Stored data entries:
►

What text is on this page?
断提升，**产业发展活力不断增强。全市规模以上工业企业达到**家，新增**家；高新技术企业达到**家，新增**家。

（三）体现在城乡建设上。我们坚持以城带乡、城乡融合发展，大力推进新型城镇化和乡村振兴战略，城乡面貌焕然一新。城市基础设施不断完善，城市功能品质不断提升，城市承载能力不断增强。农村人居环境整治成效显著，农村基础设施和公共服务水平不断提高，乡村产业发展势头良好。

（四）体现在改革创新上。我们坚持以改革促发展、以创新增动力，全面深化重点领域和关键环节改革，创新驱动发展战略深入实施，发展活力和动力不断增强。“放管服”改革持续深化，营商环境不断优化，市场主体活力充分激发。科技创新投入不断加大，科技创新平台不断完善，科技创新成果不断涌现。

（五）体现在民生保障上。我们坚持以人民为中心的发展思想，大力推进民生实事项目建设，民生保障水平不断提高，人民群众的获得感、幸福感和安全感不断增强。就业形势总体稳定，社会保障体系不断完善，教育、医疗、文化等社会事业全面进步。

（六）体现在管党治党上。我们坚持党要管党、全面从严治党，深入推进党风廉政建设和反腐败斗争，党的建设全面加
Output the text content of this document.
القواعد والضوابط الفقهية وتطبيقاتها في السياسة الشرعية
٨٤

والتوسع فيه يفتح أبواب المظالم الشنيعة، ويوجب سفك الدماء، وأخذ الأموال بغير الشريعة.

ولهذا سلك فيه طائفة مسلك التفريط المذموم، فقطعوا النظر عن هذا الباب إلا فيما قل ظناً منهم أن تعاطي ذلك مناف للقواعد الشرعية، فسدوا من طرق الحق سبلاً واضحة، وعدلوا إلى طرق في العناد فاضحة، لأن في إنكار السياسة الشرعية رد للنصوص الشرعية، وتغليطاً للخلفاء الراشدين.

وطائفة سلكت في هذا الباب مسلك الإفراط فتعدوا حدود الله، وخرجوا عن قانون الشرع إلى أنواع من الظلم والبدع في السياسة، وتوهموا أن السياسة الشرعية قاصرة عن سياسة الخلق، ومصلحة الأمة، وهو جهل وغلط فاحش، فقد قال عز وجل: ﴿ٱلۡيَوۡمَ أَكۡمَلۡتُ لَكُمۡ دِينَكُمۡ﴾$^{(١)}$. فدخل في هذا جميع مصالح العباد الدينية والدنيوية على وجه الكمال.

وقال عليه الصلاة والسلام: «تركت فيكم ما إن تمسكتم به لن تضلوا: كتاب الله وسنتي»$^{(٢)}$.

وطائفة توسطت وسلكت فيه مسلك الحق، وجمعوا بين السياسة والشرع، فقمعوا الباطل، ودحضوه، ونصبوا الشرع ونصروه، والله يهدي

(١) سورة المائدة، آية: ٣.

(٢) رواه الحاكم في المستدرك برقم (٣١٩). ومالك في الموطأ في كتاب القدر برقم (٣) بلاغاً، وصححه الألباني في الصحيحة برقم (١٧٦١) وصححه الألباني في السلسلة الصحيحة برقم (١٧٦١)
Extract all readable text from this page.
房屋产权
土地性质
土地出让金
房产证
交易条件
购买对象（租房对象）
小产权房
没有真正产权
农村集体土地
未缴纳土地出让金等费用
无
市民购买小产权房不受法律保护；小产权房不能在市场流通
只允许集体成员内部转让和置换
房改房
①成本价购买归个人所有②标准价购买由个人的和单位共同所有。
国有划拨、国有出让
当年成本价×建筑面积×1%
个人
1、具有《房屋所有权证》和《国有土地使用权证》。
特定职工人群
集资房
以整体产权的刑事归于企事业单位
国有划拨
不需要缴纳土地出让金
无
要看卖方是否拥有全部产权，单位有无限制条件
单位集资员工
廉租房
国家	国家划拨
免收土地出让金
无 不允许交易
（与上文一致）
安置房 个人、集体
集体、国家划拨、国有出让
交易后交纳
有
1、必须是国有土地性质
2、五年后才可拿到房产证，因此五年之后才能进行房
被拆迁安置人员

◄

The required output is the span of lines from the one containing "Extract all readable text from this page." to the last line, reproduced character for character.

*Task output*
Extract all readable text from this page.
房屋产权
土地性质
土地出让金
房产证
交易条件
购买对象（租房对象）
小产权房
没有真正产权
农村集体土地
未缴纳土地出让金等费用
无
市民购买小产权房不受法律保护；小产权房不能在市场流通
只允许集体成员内部转让和置换
房改房
①成本价购买归个人所有②标准价购买由个人的和单位共同所有。
国有划拨、国有出让
当年成本价×建筑面积×1%
个人
1、具有《房屋所有权证》和《国有土地使用权证》。
特定职工人群
集资房
以整体产权的刑事归于企事业单位
国有划拨
不需要缴纳土地出让金
无
要看卖方是否拥有全部产权，单位有无限制条件
单位集资员工
廉租房
国家	国家划拨
免收土地出让金
无 不允许交易
（与上文一致）
安置房 个人、集体
集体、国家划拨、国有出让
交易后交纳
有
1、必须是国有土地性质
2、五年后才可拿到房产证，因此五年之后才能进行房
被拆迁安置人员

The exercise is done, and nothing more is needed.